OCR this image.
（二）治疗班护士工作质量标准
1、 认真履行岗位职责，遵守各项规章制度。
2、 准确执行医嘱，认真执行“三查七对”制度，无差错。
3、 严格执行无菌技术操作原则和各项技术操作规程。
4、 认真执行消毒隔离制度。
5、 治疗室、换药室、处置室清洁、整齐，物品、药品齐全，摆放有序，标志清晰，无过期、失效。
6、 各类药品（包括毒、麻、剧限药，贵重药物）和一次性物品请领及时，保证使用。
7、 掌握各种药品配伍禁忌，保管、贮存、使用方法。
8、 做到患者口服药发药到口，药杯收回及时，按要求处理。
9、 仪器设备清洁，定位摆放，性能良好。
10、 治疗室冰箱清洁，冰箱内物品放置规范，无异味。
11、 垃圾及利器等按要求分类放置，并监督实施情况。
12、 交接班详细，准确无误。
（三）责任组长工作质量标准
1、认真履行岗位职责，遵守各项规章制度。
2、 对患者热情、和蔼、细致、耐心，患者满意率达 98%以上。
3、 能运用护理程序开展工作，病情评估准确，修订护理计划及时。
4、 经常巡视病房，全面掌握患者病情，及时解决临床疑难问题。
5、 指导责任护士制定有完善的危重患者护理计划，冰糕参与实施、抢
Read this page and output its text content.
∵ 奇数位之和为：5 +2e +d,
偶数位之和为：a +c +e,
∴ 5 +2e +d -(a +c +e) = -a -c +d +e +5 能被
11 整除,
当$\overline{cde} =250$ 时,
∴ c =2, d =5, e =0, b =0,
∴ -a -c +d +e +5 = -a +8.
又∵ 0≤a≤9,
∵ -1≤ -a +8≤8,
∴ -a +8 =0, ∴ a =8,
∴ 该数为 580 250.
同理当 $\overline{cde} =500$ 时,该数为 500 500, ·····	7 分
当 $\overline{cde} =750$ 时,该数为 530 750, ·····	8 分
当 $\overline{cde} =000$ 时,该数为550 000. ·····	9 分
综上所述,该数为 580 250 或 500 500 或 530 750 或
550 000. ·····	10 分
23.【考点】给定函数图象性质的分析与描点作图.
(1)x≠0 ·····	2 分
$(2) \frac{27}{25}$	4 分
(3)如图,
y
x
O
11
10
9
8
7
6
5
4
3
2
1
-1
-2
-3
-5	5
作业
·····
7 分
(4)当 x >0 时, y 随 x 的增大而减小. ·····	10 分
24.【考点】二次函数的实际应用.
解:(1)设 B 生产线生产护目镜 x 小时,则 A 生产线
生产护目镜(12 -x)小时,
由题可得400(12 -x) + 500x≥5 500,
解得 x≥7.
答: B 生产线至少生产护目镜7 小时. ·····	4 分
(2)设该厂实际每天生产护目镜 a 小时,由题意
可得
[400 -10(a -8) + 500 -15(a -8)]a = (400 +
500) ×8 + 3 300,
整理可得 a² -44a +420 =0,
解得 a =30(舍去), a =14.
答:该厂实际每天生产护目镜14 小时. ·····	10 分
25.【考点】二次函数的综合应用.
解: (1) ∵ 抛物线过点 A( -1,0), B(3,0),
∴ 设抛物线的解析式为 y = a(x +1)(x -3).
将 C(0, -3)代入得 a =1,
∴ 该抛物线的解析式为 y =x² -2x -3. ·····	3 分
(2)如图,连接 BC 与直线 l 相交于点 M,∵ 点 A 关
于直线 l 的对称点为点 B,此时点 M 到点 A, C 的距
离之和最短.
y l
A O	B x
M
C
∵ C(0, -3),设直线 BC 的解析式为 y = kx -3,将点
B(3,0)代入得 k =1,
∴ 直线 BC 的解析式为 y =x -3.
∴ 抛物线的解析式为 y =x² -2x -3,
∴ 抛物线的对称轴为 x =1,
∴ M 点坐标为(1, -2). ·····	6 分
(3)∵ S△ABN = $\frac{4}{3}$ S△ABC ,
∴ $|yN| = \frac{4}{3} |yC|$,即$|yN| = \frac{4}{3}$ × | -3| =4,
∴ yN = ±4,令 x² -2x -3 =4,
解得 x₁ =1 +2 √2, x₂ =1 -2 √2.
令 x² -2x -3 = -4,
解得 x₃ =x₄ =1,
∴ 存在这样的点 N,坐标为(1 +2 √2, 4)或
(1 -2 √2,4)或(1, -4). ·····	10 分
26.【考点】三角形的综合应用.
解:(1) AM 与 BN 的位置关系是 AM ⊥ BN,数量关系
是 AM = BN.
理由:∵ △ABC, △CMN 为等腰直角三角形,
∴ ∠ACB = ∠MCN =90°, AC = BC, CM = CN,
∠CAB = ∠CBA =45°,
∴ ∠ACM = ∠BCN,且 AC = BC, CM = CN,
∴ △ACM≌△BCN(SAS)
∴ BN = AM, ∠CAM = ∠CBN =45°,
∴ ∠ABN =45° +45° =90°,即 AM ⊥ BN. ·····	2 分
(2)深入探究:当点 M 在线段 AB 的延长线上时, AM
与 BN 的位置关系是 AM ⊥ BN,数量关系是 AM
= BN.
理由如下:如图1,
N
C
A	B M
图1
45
· · · ·
**Exercise aim**.
Could you quote the material above in full, exactly as it stands?

**Exercise result**.
OCR this image.
（二）治疗班护士工作质量标准
1、 认真履行岗位职责，遵守各项规章制度。
2、 准确执行医嘱，认真执行“三查七对”制度，无差错。
3、 严格执行无菌技术操作原则和各项技术操作规程。
4、 认真执行消毒隔离制度。
5、 治疗室、换药室、处置室清洁、整齐，物品、药品齐全，摆放有序，标志清晰，无过期、失效。
6、 各类药品（包括毒、麻、剧限药，贵重药物）和一次性物品请领及时，保证使用。
7、 掌握各种药品配伍禁忌，保管、贮存、使用方法。
8、 做到患者口服药发药到口，药杯收回及时，按要求处理。
9、 仪器设备清洁，定位摆放，性能良好。
10、 治疗室冰箱清洁，冰箱内物品放置规范，无异味。
11、 垃圾及利器等按要求分类放置，并监督实施情况。
12、 交接班详细，准确无误。
（三）责任组长工作质量标准
1、认真履行岗位职责，遵守各项规章制度。
2、 对患者热情、和蔼、细致、耐心，患者满意率达 98%以上。
3、 能运用护理程序开展工作，病情评估准确，修订护理计划及时。
4、 经常巡视病房，全面掌握患者病情，及时解决临床疑难问题。
5、 指导责任护士制定有完善的危重患者护理计划，冰糕参与实施、抢
Read this page and output its text content.
∵ 奇数位之和为：5 +2e +d,
偶数位之和为：a +c +e,
∴ 5 +2e +d -(a +c +e) = -a -c +d +e +5 能被
11 整除,
当$\overline{cde} =250$ 时,
∴ c =2, d =5, e =0, b =0,
∴ -a -c +d +e +5 = -a +8.
又∵ 0≤a≤9,
∵ -1≤ -a +8≤8,
∴ -a +8 =0, ∴ a =8,
∴ 该数为 580 250.
同理当 $\overline{cde} =500$ 时,该数为 500 500, ·····	7 分
当 $\overline{cde} =750$ 时,该数为 530 750, ·····	8 分
当 $\overline{cde} =000$ 时,该数为550 000. ·····	9 分
综上所述,该数为 580 250 或 500 500 或 530 750 或
550 000. ·····	10 分
23.【考点】给定函数图象性质的分析与描点作图.
(1)x≠0 ·····	2 分
$(2) \frac{27}{25}$	4 分
(3)如图,
y
x
O
11
10
9
8
7
6
5
4
3
2
1
-1
-2
-3
-5	5
作业
·····
7 分
(4)当 x >0 时, y 随 x 的增大而减小. ·····	10 分
24.【考点】二次函数的实际应用.
解:(1)设 B 生产线生产护目镜 x 小时,则 A 生产线
生产护目镜(12 -x)小时,
由题可得400(12 -x) + 500x≥5 500,
解得 x≥7.
答: B 生产线至少生产护目镜7 小时. ·····	4 分
(2)设该厂实际每天生产护目镜 a 小时,由题意
可得
[400 -10(a -8) + 500 -15(a -8)]a = (400 +
500) ×8 + 3 300,
整理可得 a² -44a +420 =0,
解得 a =30(舍去), a =14.
答:该厂实际每天生产护目镜14 小时. ·····	10 分
25.【考点】二次函数的综合应用.
解: (1) ∵ 抛物线过点 A( -1,0), B(3,0),
∴ 设抛物线的解析式为 y = a(x +1)(x -3).
将 C(0, -3)代入得 a =1,
∴ 该抛物线的解析式为 y =x² -2x -3. ·····	3 分
(2)如图,连接 BC 与直线 l 相交于点 M,∵ 点 A 关
于直线 l 的对称点为点 B,此时点 M 到点 A, C 的距
离之和最短.
y l
A O	B x
M
C
∵ C(0, -3),设直线 BC 的解析式为 y = kx -3,将点
B(3,0)代入得 k =1,
∴ 直线 BC 的解析式为 y =x -3.
∴ 抛物线的解析式为 y =x² -2x -3,
∴ 抛物线的对称轴为 x =1,
∴ M 点坐标为(1, -2). ·····	6 分
(3)∵ S△ABN = $\frac{4}{3}$ S△ABC ,
∴ $|yN| = \frac{4}{3} |yC|$,即$|yN| = \frac{4}{3}$ × | -3| =4,
∴ yN = ±4,令 x² -2x -3 =4,
解得 x₁ =1 +2 √2, x₂ =1 -2 √2.
令 x² -2x -3 = -4,
解得 x₃ =x₄ =1,
∴ 存在这样的点 N,坐标为(1 +2 √2, 4)或
(1 -2 √2,4)或(1, -4). ·····	10 分
26.【考点】三角形的综合应用.
解:(1) AM 与 BN 的位置关系是 AM ⊥ BN,数量关系
是 AM = BN.
理由:∵ △ABC, △CMN 为等腰直角三角形,
∴ ∠ACB = ∠MCN =90°, AC = BC, CM = CN,
∠CAB = ∠CBA =45°,
∴ ∠ACM = ∠BCN,且 AC = BC, CM = CN,
∴ △ACM≌△BCN(SAS)
∴ BN = AM, ∠CAM = ∠CBN =45°,
∴ ∠ABN =45° +45° =90°,即 AM ⊥ BN. ·····	2 分
(2)深入探究:当点 M 在线段 AB 的延长线上时, AM
与 BN 的位置关系是 AM ⊥ BN,数量关系是 AM
= BN.
理由如下:如图1,
N
C
A	B M
图1
45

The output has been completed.